• _Your objective_
From the listing below, return each line that includes "scroll".

··· Records for processing

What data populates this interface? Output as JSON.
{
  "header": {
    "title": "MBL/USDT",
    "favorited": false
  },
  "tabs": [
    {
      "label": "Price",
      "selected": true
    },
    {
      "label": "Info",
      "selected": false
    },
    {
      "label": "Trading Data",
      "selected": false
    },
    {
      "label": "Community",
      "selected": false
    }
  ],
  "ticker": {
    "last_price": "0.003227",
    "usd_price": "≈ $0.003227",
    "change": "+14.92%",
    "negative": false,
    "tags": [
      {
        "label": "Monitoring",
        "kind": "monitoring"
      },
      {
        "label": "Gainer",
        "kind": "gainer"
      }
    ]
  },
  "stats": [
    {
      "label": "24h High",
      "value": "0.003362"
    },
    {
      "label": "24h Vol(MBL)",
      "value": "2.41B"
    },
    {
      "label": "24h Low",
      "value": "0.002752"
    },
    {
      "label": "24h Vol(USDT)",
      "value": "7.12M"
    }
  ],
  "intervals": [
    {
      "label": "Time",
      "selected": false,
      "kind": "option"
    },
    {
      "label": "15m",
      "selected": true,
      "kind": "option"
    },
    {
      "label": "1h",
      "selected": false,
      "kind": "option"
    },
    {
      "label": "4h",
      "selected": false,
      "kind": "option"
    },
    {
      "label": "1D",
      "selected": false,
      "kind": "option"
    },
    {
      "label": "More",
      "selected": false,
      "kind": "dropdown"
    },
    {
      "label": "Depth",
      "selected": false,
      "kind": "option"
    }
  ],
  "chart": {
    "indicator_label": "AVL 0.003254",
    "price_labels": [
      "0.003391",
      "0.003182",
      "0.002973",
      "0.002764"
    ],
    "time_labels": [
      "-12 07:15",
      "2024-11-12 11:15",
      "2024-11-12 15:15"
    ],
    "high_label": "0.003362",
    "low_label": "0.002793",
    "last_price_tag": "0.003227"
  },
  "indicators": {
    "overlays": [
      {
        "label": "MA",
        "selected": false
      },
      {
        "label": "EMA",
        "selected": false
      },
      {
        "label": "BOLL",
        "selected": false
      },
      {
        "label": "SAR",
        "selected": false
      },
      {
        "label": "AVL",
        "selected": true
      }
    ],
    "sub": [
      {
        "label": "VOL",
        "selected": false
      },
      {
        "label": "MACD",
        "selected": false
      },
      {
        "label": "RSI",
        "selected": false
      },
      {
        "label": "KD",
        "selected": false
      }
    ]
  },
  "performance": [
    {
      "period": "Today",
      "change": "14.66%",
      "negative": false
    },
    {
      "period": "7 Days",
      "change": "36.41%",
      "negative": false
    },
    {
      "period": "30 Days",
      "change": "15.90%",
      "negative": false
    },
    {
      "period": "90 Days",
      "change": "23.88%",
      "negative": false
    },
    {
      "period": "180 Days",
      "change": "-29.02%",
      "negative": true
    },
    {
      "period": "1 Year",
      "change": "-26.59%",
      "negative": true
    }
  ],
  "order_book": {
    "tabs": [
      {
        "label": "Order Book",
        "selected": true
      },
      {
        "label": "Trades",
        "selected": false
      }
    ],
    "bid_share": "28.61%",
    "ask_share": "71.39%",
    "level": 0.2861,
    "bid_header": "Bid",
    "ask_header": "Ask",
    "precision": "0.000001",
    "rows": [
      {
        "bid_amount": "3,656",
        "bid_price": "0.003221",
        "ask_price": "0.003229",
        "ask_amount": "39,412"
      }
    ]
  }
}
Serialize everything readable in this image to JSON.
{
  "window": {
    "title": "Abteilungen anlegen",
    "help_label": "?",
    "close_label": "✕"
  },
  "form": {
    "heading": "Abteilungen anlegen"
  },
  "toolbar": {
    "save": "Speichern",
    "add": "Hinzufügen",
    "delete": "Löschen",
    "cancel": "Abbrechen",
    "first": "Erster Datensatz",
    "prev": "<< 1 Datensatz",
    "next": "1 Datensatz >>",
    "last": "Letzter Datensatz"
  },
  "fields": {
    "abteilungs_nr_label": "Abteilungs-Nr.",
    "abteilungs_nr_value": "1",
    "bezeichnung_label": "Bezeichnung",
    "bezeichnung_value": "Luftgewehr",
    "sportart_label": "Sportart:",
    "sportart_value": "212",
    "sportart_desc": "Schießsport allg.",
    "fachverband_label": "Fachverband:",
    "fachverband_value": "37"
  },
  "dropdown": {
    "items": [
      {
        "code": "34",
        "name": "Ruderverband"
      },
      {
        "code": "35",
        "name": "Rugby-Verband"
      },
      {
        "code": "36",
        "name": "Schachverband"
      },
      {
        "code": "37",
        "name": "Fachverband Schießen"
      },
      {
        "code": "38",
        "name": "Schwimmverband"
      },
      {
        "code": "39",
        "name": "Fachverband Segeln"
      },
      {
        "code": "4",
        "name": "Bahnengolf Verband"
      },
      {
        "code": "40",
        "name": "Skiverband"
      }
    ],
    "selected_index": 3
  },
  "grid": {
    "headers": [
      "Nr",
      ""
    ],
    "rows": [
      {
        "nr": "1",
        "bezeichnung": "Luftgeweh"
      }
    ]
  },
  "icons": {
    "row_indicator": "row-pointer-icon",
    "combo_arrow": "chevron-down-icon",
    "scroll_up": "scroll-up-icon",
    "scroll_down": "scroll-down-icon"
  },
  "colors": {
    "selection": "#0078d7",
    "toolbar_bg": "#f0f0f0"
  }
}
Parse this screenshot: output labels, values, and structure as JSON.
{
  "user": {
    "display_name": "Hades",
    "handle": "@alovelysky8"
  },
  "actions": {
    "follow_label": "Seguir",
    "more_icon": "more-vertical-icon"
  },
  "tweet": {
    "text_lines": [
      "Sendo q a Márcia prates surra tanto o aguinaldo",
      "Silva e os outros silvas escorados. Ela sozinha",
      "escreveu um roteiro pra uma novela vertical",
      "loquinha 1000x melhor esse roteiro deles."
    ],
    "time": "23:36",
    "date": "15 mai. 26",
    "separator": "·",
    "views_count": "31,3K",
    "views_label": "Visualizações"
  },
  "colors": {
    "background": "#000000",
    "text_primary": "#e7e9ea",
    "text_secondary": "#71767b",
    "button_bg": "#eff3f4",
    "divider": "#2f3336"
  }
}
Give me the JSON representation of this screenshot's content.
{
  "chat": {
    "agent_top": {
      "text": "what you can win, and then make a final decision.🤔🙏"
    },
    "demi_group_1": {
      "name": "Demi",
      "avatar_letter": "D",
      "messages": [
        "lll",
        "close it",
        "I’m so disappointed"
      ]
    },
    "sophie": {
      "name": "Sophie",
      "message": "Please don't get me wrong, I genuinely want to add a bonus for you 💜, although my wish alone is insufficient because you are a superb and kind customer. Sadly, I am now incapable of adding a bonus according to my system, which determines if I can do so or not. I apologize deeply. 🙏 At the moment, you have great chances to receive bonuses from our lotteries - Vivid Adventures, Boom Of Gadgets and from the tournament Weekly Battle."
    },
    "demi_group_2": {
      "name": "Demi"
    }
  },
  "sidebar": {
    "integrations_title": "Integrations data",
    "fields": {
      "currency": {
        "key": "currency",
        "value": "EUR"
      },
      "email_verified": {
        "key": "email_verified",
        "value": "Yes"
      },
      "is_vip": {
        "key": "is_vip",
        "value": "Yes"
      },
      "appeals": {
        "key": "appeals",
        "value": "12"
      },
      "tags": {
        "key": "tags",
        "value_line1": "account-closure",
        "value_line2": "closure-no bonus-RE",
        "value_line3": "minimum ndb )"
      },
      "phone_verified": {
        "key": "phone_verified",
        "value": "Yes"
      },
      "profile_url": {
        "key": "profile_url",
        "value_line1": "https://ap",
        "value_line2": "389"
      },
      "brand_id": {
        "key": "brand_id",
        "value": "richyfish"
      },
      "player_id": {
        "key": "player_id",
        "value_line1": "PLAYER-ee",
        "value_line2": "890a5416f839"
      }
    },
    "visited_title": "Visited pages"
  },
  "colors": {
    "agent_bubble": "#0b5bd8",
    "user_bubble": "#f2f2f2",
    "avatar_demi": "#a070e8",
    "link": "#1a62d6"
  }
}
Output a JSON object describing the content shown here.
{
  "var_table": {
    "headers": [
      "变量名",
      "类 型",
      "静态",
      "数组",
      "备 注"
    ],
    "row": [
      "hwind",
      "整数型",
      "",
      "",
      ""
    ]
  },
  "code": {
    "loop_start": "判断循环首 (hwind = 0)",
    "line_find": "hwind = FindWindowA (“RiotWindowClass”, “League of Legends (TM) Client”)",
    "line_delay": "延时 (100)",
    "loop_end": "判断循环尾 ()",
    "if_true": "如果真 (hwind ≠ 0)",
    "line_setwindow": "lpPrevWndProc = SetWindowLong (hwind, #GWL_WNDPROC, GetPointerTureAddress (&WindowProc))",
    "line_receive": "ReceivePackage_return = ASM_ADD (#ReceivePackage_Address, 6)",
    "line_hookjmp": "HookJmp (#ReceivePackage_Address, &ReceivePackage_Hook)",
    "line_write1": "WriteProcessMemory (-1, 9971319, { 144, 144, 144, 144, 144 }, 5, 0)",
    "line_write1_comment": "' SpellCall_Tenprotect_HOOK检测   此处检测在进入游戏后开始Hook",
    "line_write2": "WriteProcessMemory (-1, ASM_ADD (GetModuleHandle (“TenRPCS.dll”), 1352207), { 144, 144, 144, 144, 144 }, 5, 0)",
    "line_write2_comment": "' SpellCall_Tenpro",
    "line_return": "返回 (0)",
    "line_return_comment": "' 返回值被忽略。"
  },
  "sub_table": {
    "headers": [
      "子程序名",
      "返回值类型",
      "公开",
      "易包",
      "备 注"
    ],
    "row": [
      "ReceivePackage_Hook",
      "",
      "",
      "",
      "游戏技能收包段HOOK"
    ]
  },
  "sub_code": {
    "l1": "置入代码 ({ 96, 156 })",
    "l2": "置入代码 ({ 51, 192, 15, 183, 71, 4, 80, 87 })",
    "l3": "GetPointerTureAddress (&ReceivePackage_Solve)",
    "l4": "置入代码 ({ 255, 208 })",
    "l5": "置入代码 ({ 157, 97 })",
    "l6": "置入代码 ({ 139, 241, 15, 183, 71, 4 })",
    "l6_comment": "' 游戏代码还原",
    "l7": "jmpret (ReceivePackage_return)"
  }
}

······

• _Final result_
    "scroll_up": "scroll-up-icon",
    "scroll_down": "scroll-down-icon"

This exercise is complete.